◆ Requirement
Can the data below be echoed back word for word?

— START Stored records —

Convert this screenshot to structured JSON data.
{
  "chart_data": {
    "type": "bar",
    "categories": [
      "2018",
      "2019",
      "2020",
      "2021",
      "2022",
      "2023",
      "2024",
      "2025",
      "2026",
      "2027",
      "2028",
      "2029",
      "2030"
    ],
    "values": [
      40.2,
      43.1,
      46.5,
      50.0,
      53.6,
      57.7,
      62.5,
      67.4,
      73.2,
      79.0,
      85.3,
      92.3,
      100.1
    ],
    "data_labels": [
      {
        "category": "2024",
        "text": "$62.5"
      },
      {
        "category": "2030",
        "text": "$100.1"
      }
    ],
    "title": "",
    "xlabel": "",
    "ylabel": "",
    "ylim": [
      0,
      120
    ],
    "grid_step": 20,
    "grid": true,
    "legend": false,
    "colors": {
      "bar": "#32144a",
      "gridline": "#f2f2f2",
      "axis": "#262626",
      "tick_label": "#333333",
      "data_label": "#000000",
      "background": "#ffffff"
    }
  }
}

— END Stored records —

◆ Answer to the exercise
Convert this screenshot to structured JSON data.
{
  "chart_data": {
    "type": "bar",
    "categories": [
      "2018",
      "2019",
      "2020",
      "2021",
      "2022",
      "2023",
      "2024",
      "2025",
      "2026",
      "2027",
      "2028",
      "2029",
      "2030"
    ],
    "values": [
      40.2,
      43.1,
      46.5,
      50.0,
      53.6,
      57.7,
      62.5,
      67.4,
      73.2,
      79.0,
      85.3,
      92.3,
      100.1
    ],
    "data_labels": [
      {
        "category": "2024",
        "text": "$62.5"
      },
      {
        "category": "2030",
        "text": "$100.1"
      }
    ],
    "title": "",
    "xlabel": "",
    "ylabel": "",
    "ylim": [
      0,
      120
    ],
    "grid_step": 20,
    "grid": true,
    "legend": false,
    "colors": {
      "bar": "#32144a",
      "gridline": "#f2f2f2",
      "axis": "#262626",
      "tick_label": "#333333",
      "data_label": "#000000",
      "background": "#ffffff"
    }
  }
}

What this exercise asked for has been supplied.